Records that describe figures

# # #

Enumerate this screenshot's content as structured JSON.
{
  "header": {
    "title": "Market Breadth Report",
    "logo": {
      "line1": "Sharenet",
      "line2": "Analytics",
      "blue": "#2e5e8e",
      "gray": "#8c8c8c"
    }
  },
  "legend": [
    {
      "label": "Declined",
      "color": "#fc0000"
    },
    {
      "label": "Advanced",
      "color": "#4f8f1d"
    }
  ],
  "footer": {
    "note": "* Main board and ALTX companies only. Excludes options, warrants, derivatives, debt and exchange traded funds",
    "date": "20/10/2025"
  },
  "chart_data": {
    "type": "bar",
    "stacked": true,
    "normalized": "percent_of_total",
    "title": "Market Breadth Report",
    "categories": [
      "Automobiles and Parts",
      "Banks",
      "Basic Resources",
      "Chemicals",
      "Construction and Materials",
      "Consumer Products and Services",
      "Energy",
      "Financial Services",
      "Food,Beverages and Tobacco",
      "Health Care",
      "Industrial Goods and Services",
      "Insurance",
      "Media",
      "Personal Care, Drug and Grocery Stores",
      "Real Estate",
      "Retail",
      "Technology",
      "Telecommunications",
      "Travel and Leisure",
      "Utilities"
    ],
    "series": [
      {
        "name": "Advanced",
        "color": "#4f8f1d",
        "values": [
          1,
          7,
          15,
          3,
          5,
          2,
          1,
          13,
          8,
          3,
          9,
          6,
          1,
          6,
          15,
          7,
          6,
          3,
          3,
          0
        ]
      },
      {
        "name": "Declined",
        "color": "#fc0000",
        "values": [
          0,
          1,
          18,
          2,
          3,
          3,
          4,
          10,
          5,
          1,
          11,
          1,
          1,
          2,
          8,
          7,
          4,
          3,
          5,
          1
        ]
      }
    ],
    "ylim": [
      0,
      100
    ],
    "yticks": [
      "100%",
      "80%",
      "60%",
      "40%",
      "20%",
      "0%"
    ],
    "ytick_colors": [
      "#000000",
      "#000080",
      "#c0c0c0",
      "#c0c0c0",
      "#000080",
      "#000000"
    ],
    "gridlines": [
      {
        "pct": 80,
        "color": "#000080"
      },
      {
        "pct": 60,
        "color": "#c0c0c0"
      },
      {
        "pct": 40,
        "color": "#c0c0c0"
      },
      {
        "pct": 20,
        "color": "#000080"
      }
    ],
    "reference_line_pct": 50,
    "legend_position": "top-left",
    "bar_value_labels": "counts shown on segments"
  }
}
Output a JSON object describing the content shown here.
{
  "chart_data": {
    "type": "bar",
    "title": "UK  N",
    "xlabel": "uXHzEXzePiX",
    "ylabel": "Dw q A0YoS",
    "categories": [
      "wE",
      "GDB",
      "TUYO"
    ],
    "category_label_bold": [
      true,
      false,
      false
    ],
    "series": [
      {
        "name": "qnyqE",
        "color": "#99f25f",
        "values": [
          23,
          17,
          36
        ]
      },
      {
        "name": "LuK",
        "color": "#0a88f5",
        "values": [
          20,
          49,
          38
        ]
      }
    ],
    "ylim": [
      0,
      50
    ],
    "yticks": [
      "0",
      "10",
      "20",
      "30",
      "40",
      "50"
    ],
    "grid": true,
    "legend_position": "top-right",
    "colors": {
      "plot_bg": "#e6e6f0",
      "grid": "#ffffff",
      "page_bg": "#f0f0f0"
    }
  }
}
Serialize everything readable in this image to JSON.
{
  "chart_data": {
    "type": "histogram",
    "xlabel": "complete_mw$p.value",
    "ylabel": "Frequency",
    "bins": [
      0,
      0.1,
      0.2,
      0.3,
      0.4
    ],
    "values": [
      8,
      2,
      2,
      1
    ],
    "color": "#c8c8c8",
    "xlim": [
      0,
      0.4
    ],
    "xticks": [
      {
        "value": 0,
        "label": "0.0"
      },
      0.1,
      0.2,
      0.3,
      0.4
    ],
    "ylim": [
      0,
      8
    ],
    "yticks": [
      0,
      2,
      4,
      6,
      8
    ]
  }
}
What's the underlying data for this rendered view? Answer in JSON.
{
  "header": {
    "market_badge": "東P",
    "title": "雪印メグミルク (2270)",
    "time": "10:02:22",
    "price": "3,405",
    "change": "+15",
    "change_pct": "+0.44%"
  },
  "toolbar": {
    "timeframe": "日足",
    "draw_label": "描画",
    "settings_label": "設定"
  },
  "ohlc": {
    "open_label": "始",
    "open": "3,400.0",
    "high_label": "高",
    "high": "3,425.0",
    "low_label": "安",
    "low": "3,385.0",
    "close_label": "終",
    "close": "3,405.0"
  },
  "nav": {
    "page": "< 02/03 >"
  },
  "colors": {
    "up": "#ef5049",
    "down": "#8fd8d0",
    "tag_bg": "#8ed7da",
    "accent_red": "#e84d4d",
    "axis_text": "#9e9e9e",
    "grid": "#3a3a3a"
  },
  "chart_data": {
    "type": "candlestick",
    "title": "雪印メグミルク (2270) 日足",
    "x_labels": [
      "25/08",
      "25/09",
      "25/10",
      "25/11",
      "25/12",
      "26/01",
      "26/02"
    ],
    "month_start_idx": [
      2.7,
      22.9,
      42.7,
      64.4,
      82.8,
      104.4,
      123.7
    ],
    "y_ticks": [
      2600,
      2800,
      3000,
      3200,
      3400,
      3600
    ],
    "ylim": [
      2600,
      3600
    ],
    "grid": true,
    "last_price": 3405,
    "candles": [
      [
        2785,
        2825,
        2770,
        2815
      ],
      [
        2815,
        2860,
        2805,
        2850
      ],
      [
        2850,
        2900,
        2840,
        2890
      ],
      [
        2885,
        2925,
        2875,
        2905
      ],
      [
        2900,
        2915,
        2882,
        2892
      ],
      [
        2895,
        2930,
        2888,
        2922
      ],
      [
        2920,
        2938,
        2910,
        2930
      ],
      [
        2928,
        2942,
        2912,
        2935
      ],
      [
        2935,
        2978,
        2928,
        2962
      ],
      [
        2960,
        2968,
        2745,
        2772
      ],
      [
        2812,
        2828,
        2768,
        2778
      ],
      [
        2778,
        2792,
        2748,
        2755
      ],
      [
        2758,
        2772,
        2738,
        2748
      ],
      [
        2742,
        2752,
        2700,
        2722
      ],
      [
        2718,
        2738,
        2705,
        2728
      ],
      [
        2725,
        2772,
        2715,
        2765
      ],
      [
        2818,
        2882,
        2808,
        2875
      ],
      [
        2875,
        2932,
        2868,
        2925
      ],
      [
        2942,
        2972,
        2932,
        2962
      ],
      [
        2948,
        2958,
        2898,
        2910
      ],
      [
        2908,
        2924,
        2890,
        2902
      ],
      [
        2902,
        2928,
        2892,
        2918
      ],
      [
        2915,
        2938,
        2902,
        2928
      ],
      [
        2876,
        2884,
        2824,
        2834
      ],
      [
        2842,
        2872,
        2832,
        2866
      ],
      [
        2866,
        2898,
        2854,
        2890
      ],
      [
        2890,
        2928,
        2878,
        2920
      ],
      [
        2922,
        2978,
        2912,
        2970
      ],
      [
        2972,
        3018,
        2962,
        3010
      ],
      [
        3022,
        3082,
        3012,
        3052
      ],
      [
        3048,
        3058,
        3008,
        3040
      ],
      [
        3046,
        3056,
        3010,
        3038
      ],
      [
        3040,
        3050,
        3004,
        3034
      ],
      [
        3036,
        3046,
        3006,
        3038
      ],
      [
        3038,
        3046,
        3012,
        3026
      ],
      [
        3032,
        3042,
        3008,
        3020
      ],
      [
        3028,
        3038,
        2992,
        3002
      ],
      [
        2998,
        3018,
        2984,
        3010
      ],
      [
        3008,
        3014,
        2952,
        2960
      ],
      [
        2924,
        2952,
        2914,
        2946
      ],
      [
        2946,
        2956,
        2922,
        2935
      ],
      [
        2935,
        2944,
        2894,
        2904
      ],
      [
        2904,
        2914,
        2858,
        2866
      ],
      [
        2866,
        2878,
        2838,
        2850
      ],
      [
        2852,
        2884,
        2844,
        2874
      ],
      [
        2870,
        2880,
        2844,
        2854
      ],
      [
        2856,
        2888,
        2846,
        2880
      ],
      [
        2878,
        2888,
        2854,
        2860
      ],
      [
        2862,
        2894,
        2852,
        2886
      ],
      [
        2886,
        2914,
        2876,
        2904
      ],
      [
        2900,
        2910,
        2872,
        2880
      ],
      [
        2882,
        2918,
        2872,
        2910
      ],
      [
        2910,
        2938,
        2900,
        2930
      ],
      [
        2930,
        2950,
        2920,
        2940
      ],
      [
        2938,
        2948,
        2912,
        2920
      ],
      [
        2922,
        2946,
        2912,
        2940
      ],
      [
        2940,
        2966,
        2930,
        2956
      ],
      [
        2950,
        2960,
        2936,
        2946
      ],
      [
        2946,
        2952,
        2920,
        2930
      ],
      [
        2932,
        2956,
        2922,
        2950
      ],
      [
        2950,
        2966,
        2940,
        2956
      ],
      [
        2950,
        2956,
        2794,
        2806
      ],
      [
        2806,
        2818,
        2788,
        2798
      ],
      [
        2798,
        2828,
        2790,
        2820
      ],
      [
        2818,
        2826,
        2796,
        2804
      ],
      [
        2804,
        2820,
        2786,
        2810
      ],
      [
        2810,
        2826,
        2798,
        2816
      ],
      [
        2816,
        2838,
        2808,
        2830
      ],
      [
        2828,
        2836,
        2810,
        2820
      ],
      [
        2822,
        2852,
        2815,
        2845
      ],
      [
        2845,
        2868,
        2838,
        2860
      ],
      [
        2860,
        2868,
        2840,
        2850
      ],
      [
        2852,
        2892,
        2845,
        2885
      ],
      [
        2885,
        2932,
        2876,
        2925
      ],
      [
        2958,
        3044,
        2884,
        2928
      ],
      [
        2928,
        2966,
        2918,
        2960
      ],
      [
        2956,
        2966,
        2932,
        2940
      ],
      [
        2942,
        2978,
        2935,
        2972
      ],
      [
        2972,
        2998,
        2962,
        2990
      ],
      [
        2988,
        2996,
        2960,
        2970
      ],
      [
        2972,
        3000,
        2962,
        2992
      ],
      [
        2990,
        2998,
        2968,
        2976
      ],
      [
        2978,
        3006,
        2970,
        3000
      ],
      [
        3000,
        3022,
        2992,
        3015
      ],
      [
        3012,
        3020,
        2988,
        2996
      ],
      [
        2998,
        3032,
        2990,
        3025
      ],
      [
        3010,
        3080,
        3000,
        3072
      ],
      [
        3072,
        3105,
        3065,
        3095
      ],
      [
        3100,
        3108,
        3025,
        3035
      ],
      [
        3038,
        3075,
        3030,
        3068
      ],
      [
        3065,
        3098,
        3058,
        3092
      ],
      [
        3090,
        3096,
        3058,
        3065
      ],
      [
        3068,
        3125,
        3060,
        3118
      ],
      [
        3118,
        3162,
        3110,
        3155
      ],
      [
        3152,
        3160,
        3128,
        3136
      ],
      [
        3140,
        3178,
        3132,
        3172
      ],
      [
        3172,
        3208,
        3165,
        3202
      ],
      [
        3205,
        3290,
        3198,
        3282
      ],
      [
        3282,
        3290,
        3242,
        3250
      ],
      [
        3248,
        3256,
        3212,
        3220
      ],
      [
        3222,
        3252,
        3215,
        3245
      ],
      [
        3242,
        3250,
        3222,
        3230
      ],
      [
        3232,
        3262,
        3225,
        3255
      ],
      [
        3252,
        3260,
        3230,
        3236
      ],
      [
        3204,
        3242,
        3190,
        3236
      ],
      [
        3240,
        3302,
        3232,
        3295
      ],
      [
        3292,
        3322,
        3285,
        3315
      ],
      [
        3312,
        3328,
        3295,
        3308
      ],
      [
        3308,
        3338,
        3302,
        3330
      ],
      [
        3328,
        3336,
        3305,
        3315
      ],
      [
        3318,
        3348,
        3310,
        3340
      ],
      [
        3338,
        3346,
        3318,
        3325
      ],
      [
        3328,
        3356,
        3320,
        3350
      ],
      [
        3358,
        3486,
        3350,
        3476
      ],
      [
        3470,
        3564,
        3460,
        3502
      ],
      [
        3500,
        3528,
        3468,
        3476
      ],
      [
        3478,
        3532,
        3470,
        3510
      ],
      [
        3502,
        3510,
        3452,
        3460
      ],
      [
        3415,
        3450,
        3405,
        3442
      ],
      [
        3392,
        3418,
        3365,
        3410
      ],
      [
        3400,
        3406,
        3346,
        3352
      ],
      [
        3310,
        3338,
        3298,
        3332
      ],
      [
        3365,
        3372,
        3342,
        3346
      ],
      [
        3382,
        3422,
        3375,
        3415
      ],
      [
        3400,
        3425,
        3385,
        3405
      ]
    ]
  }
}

# # #

WHAT IS NEEDED =
All lines that include "name" are to be gathered and copied.

EXERCISE RESPONSE =
        "name": "Advanced",
        "name": "Declined",
        "name": "qnyqE",
        "name": "LuK",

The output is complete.